The exercise: Show all lines that include the string "competitors"; copy each one.

---*---

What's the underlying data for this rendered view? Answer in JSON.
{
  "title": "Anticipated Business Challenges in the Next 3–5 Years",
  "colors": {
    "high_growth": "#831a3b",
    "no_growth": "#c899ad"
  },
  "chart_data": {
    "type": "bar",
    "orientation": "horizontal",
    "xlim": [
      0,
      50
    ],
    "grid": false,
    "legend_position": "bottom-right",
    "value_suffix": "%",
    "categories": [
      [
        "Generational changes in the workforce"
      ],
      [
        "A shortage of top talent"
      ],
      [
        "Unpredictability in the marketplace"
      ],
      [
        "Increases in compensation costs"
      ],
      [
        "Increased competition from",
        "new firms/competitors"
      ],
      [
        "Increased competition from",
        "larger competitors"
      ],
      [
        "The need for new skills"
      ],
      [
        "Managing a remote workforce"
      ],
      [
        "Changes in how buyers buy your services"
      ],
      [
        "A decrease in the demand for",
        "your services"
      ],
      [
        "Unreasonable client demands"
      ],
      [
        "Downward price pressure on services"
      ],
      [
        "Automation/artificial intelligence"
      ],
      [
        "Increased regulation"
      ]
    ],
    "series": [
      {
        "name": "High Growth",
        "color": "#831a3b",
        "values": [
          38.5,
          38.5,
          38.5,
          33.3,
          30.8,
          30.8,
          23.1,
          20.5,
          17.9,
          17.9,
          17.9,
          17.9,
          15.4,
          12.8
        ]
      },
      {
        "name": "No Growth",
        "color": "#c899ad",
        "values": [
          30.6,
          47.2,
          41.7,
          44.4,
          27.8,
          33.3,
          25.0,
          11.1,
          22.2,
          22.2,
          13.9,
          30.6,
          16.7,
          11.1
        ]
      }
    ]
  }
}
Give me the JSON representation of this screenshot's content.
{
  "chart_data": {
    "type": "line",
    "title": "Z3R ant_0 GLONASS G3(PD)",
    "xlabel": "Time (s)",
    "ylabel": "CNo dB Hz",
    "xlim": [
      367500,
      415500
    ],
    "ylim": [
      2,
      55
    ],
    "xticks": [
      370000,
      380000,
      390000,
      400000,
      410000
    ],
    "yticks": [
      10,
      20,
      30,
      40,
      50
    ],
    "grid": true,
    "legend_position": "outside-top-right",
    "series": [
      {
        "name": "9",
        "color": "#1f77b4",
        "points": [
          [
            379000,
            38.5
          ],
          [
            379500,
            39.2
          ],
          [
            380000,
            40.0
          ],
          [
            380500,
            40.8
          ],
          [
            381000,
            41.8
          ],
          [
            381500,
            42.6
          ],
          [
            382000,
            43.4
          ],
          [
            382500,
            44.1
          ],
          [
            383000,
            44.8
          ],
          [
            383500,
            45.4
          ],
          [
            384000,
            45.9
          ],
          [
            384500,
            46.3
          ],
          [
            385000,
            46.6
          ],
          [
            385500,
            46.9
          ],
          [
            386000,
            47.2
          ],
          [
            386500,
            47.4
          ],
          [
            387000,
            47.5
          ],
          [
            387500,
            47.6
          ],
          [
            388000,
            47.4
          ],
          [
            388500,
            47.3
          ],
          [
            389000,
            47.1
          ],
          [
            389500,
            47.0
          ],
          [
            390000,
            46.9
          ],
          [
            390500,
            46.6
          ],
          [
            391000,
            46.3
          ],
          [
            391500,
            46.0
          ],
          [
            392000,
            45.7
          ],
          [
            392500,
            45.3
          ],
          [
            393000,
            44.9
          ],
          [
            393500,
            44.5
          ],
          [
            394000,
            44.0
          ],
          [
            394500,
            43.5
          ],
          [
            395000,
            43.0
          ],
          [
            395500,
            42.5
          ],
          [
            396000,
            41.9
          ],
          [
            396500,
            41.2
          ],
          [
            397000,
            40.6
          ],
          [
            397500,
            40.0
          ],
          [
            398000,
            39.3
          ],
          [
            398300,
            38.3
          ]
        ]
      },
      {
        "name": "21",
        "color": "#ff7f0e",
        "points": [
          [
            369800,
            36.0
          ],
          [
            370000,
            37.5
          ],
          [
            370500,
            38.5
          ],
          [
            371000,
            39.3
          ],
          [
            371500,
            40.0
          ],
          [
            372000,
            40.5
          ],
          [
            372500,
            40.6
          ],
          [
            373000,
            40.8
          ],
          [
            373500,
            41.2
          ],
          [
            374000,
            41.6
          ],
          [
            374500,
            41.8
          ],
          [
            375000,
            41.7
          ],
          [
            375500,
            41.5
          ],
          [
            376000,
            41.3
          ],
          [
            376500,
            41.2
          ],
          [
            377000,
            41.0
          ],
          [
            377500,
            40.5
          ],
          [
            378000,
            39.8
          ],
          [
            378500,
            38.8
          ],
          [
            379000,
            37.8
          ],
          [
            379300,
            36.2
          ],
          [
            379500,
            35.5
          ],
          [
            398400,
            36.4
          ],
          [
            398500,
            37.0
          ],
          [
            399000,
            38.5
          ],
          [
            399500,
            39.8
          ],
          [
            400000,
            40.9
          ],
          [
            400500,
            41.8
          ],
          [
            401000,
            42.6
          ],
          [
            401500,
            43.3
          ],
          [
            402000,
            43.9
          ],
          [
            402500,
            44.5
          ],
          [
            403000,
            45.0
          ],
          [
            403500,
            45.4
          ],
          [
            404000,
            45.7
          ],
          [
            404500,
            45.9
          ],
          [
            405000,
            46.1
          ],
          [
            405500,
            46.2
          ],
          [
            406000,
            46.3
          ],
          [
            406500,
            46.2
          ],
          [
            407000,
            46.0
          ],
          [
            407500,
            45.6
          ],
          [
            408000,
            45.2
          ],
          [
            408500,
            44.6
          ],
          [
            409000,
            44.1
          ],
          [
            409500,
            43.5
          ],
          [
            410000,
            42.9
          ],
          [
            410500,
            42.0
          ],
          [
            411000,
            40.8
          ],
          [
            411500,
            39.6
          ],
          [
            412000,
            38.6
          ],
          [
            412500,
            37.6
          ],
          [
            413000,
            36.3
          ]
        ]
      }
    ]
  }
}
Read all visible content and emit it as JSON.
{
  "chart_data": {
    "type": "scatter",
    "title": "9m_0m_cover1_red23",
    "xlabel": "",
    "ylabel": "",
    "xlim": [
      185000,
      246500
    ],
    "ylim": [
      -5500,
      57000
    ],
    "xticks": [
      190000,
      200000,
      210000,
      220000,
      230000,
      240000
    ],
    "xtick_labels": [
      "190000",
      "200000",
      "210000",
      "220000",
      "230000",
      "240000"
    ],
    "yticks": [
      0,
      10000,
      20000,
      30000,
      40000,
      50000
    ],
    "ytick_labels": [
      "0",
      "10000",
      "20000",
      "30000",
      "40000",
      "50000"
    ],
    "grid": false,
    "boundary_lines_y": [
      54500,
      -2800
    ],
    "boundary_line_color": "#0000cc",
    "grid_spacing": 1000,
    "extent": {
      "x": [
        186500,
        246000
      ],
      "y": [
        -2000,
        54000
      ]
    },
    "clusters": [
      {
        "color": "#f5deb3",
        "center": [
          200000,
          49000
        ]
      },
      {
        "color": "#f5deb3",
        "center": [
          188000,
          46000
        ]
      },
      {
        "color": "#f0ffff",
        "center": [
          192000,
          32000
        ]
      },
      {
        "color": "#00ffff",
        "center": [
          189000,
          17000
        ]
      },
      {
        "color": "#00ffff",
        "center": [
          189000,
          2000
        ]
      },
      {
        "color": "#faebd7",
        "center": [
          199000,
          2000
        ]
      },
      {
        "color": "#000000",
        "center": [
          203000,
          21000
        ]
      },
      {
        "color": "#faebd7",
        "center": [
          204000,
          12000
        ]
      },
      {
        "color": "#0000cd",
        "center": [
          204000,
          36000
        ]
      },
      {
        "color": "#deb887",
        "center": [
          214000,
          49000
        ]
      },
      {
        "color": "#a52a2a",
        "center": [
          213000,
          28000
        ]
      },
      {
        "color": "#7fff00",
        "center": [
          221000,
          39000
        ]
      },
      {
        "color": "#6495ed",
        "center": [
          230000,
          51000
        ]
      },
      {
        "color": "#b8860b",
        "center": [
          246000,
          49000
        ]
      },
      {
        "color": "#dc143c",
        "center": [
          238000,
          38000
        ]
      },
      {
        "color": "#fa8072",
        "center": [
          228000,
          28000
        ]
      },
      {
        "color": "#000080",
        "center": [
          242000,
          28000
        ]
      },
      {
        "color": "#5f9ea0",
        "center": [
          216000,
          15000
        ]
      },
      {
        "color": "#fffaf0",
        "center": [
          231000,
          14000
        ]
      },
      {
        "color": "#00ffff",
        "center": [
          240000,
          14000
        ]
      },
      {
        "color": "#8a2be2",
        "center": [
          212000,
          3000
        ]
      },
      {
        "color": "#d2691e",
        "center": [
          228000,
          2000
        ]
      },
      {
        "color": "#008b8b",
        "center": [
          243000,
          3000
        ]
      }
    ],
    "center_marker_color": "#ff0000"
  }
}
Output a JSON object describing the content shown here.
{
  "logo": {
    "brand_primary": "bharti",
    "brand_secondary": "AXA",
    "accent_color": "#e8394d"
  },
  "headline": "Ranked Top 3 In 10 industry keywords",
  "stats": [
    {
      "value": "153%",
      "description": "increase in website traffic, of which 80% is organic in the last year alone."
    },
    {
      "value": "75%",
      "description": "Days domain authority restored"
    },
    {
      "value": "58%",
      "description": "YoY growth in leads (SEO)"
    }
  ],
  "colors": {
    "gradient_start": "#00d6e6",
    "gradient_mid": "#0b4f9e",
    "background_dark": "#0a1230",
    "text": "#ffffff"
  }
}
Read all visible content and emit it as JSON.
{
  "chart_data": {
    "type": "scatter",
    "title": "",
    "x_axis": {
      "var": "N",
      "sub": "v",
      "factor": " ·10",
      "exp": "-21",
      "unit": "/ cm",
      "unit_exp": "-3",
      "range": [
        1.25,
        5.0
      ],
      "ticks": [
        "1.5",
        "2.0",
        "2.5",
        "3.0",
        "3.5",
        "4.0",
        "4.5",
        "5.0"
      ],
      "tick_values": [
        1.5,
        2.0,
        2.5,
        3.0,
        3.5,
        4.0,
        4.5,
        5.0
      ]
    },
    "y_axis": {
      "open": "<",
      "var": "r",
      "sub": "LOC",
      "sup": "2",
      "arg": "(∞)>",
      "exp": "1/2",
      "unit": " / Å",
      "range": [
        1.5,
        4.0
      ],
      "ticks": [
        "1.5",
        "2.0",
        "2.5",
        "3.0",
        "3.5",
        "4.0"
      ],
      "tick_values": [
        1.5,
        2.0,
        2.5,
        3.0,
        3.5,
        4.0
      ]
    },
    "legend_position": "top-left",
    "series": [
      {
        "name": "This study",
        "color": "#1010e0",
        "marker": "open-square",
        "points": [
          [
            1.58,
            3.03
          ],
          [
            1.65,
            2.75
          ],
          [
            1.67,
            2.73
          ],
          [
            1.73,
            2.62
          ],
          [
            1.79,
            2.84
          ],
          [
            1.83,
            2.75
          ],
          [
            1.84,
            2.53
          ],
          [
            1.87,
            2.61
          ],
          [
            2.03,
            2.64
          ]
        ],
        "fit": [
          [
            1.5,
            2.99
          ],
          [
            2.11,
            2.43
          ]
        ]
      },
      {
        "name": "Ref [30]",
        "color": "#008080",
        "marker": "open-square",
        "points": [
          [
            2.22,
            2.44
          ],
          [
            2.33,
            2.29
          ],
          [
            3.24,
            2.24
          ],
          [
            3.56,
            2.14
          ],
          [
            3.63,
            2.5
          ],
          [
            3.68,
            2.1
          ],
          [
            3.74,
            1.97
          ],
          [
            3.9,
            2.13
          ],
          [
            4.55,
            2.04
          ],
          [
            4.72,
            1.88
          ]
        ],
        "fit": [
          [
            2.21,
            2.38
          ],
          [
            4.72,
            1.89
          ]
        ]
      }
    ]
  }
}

---*---

Task solution:
        "new firms/competitors"
        "larger competitors"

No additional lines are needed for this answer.